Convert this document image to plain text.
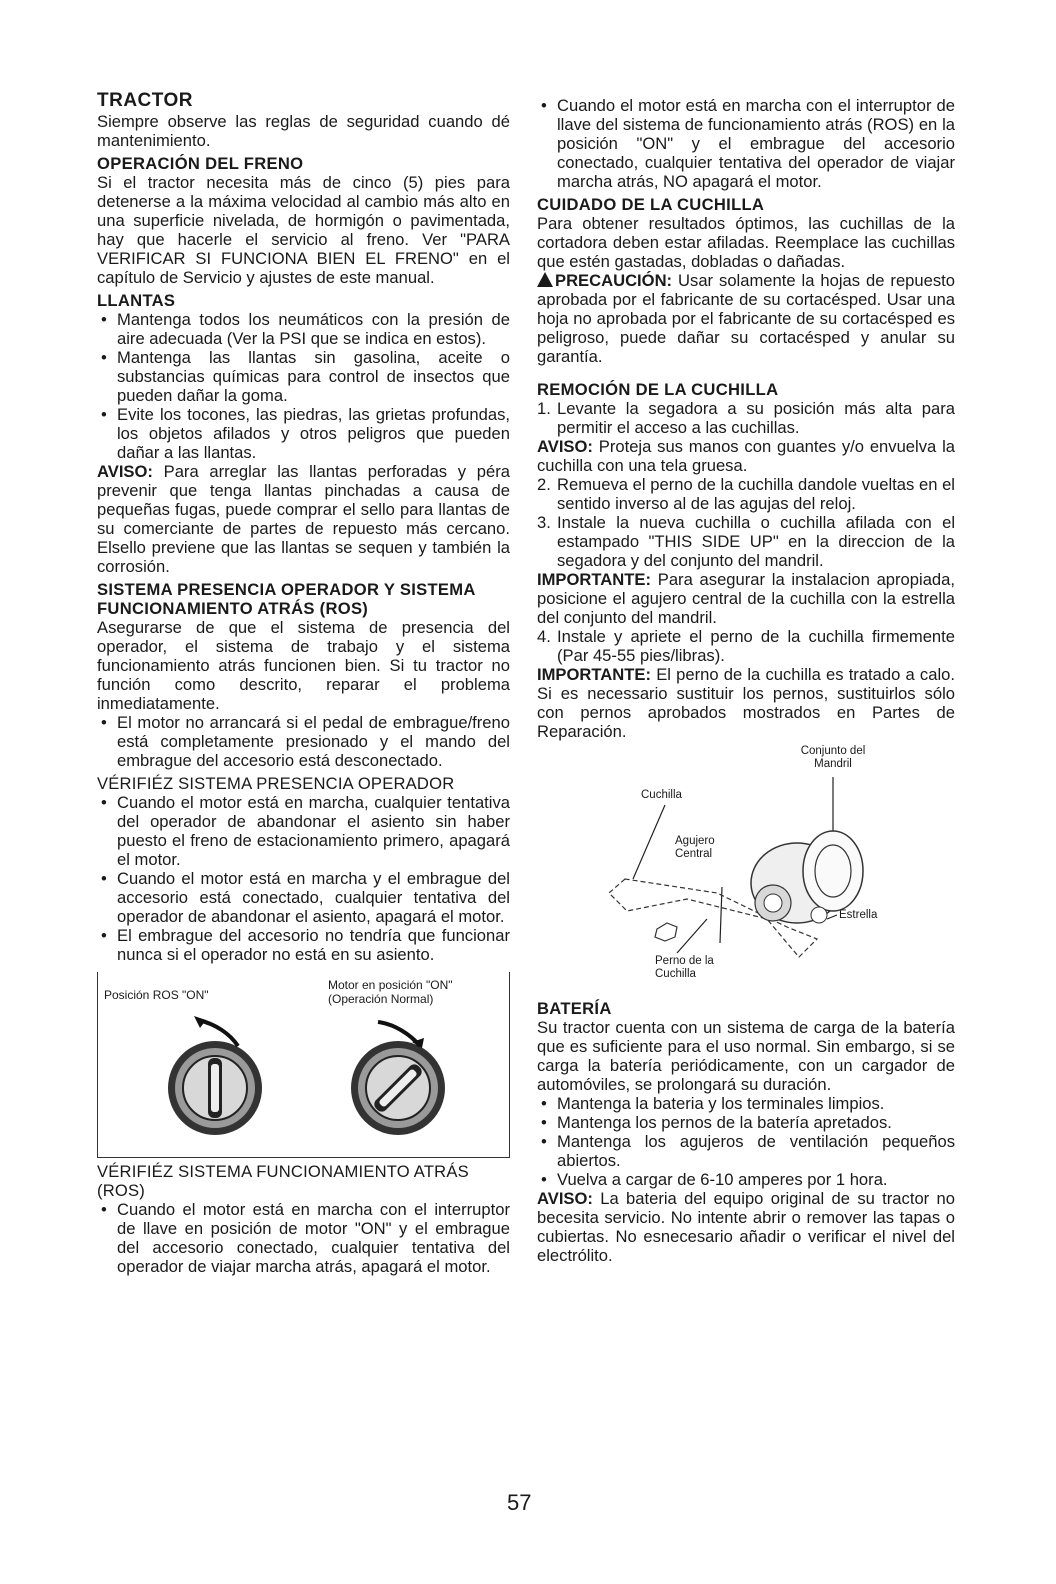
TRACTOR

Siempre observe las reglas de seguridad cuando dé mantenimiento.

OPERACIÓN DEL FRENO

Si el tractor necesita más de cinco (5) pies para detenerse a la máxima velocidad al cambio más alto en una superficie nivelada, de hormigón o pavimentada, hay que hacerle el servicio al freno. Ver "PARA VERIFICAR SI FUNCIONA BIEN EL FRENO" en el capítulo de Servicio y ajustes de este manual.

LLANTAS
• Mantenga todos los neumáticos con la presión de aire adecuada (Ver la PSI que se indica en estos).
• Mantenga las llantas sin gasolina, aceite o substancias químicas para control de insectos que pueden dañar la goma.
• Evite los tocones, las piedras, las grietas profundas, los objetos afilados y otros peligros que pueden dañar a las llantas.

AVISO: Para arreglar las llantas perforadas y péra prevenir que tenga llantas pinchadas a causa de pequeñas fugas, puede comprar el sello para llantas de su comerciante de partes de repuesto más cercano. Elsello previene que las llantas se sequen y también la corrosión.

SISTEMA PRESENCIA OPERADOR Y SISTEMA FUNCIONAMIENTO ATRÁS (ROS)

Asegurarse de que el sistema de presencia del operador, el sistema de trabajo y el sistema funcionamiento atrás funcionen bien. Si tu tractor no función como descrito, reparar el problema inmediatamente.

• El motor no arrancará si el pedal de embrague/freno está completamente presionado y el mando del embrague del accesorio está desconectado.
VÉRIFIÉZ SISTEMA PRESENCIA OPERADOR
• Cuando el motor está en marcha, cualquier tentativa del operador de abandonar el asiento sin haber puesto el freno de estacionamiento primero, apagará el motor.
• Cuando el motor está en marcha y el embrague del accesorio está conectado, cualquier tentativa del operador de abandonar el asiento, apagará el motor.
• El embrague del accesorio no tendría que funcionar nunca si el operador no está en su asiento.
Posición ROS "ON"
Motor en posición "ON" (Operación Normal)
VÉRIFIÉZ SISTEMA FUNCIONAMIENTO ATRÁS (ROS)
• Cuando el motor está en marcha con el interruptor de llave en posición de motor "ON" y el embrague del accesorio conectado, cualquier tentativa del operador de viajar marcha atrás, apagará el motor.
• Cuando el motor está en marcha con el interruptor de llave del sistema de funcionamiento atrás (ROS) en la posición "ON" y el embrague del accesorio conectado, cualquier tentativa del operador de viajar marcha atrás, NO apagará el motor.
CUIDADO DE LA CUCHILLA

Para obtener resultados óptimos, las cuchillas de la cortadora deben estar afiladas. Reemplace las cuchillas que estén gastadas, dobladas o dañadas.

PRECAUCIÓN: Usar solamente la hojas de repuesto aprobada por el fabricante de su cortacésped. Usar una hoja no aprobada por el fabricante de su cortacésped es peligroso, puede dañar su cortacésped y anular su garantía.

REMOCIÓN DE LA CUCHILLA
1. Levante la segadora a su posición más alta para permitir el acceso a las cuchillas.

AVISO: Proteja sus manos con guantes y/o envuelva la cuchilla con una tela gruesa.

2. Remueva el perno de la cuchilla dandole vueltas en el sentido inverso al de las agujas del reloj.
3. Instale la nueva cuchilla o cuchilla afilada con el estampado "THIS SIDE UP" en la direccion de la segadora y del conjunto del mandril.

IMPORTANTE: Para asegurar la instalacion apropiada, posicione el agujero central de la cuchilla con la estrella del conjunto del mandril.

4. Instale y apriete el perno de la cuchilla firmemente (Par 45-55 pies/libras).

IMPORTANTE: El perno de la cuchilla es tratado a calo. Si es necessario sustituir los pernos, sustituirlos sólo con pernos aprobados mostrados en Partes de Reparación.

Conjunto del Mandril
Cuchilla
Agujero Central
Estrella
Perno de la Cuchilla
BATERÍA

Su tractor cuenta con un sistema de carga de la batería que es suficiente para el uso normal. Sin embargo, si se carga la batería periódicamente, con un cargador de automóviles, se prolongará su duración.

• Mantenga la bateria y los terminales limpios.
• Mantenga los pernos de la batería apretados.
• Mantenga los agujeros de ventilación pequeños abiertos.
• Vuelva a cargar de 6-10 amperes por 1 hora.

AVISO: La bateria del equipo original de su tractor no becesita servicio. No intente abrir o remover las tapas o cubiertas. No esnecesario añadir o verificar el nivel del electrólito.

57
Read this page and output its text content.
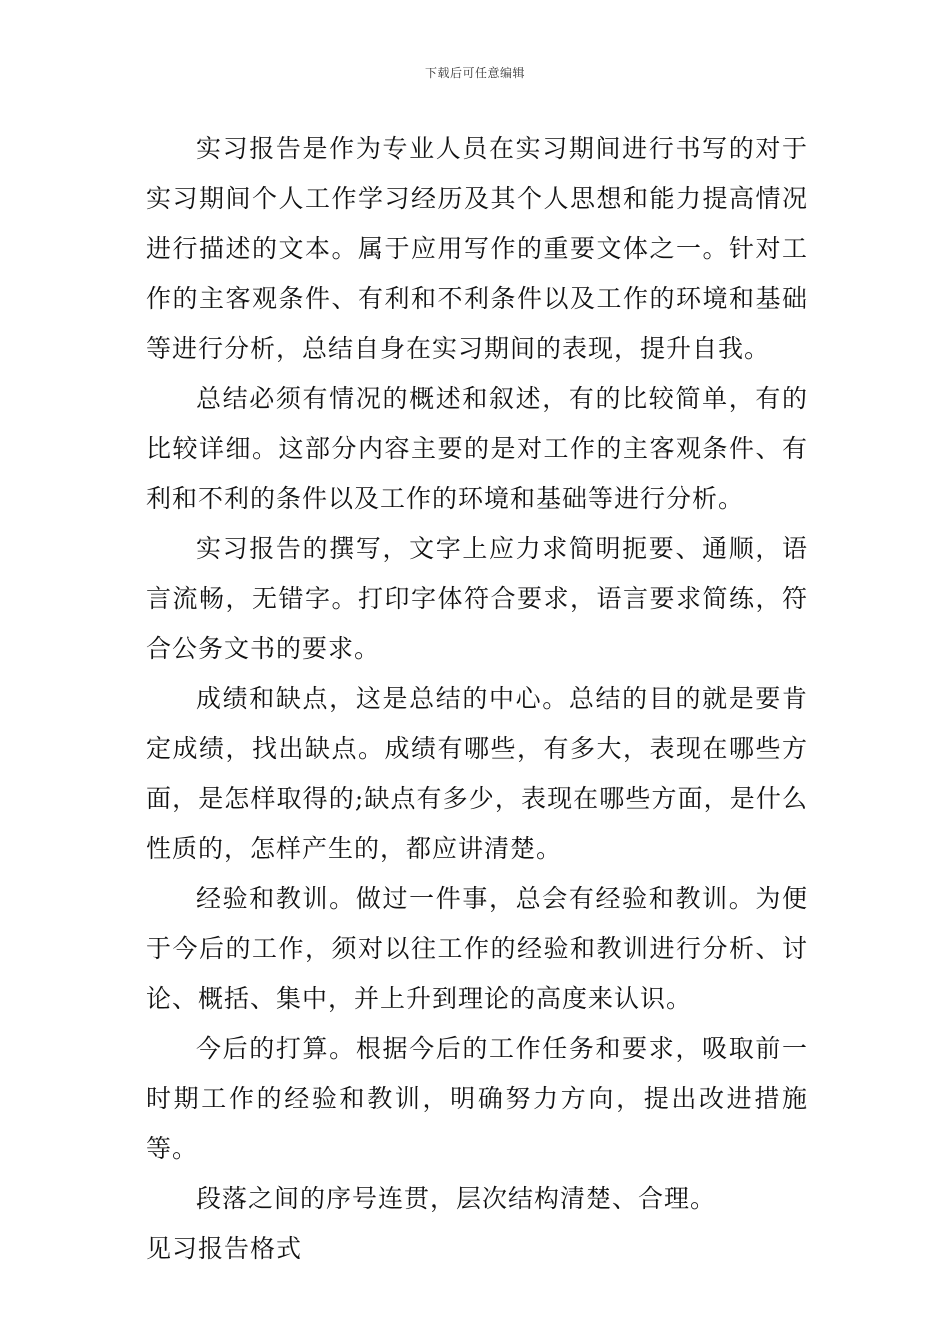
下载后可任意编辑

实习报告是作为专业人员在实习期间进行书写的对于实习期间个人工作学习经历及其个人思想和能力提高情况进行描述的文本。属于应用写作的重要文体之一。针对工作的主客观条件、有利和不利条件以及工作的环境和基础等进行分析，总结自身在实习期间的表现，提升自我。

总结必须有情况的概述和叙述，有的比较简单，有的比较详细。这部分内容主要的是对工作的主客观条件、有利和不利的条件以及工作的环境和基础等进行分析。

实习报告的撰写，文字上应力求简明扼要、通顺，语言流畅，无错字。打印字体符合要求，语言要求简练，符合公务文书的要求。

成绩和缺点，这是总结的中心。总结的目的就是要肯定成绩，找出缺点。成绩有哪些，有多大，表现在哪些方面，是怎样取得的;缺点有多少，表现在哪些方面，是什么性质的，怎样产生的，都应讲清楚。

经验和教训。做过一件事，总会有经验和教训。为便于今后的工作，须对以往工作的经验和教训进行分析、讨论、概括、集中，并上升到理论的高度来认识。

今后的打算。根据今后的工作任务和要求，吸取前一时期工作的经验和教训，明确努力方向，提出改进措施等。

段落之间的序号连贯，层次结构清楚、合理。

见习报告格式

---+---

REQUIREMENTS: Every record above should be transcribed exactly; the pictures stay out of the copy.

ANSWER BELOW:
Convert this document image to plain text.
TRACTOR

Siempre observe las reglas de seguridad cuando dé mantenimiento.

OPERACIÓN DEL FRENO

Si el tractor necesita más de cinco (5) pies para detenerse a la máxima velocidad al cambio más alto en una superficie nivelada, de hormigón o pavimentada, hay que hacerle el servicio al freno. Ver "PARA VERIFICAR SI FUNCIONA BIEN EL FRENO" en el capítulo de Servicio y ajustes de este manual.

LLANTAS
• Mantenga todos los neumáticos con la presión de aire adecuada (Ver la PSI que se indica en estos).
• Mantenga las llantas sin gasolina, aceite o substancias químicas para control de insectos que pueden dañar la goma.
• Evite los tocones, las piedras, las grietas profundas, los objetos afilados y otros peligros que pueden dañar a las llantas.

AVISO: Para arreglar las llantas perforadas y péra prevenir que tenga llantas pinchadas a causa de pequeñas fugas, puede comprar el sello para llantas de su comerciante de partes de repuesto más cercano. Elsello previene que las llantas se sequen y también la corrosión.

SISTEMA PRESENCIA OPERADOR Y SISTEMA FUNCIONAMIENTO ATRÁS (ROS)

Asegurarse de que el sistema de presencia del operador, el sistema de trabajo y el sistema funcionamiento atrás funcionen bien. Si tu tractor no función como descrito, reparar el problema inmediatamente.

• El motor no arrancará si el pedal de embrague/freno está completamente presionado y el mando del embrague del accesorio está desconectado.
VÉRIFIÉZ SISTEMA PRESENCIA OPERADOR
• Cuando el motor está en marcha, cualquier tentativa del operador de abandonar el asiento sin haber puesto el freno de estacionamiento primero, apagará el motor.
• Cuando el motor está en marcha y el embrague del accesorio está conectado, cualquier tentativa del operador de abandonar el asiento, apagará el motor.
• El embrague del accesorio no tendría que funcionar nunca si el operador no está en su asiento.
Posición ROS "ON"
Motor en posición "ON" (Operación Normal)
VÉRIFIÉZ SISTEMA FUNCIONAMIENTO ATRÁS (ROS)
• Cuando el motor está en marcha con el interruptor de llave en posición de motor "ON" y el embrague del accesorio conectado, cualquier tentativa del operador de viajar marcha atrás, apagará el motor.
• Cuando el motor está en marcha con el interruptor de llave del sistema de funcionamiento atrás (ROS) en la posición "ON" y el embrague del accesorio conectado, cualquier tentativa del operador de viajar marcha atrás, NO apagará el motor.
CUIDADO DE LA CUCHILLA

Para obtener resultados óptimos, las cuchillas de la cortadora deben estar afiladas. Reemplace las cuchillas que estén gastadas, dobladas o dañadas.

PRECAUCIÓN: Usar solamente la hojas de repuesto aprobada por el fabricante de su cortacésped. Usar una hoja no aprobada por el fabricante de su cortacésped es peligroso, puede dañar su cortacésped y anular su garantía.

REMOCIÓN DE LA CUCHILLA
1. Levante la segadora a su posición más alta para permitir el acceso a las cuchillas.

AVISO: Proteja sus manos con guantes y/o envuelva la cuchilla con una tela gruesa.

2. Remueva el perno de la cuchilla dandole vueltas en el sentido inverso al de las agujas del reloj.
3. Instale la nueva cuchilla o cuchilla afilada con el estampado "THIS SIDE UP" en la direccion de la segadora y del conjunto del mandril.

IMPORTANTE: Para asegurar la instalacion apropiada, posicione el agujero central de la cuchilla con la estrella del conjunto del mandril.

4. Instale y apriete el perno de la cuchilla firmemente (Par 45-55 pies/libras).

IMPORTANTE: El perno de la cuchilla es tratado a calo. Si es necessario sustituir los pernos, sustituirlos sólo con pernos aprobados mostrados en Partes de Reparación.

Conjunto del Mandril
Cuchilla
Agujero Central
Estrella
Perno de la Cuchilla
BATERÍA

Su tractor cuenta con un sistema de carga de la batería que es suficiente para el uso normal. Sin embargo, si se carga la batería periódicamente, con un cargador de automóviles, se prolongará su duración.

• Mantenga la bateria y los terminales limpios.
• Mantenga los pernos de la batería apretados.
• Mantenga los agujeros de ventilación pequeños abiertos.
• Vuelva a cargar de 6-10 amperes por 1 hora.

AVISO: La bateria del equipo original de su tractor no becesita servicio. No intente abrir o remover las tapas o cubiertas. No esnecesario añadir o verificar el nivel del electrólito.

57
Read this page and output its text content.
下载后可任意编辑

实习报告是作为专业人员在实习期间进行书写的对于实习期间个人工作学习经历及其个人思想和能力提高情况进行描述的文本。属于应用写作的重要文体之一。针对工作的主客观条件、有利和不利条件以及工作的环境和基础等进行分析，总结自身在实习期间的表现，提升自我。

总结必须有情况的概述和叙述，有的比较简单，有的比较详细。这部分内容主要的是对工作的主客观条件、有利和不利的条件以及工作的环境和基础等进行分析。

实习报告的撰写，文字上应力求简明扼要、通顺，语言流畅，无错字。打印字体符合要求，语言要求简练，符合公务文书的要求。

成绩和缺点，这是总结的中心。总结的目的就是要肯定成绩，找出缺点。成绩有哪些，有多大，表现在哪些方面，是怎样取得的;缺点有多少，表现在哪些方面，是什么性质的，怎样产生的，都应讲清楚。

经验和教训。做过一件事，总会有经验和教训。为便于今后的工作，须对以往工作的经验和教训进行分析、讨论、概括、集中，并上升到理论的高度来认识。

今后的打算。根据今后的工作任务和要求，吸取前一时期工作的经验和教训，明确努力方向，提出改进措施等。

段落之间的序号连贯，层次结构清楚、合理。

见习报告格式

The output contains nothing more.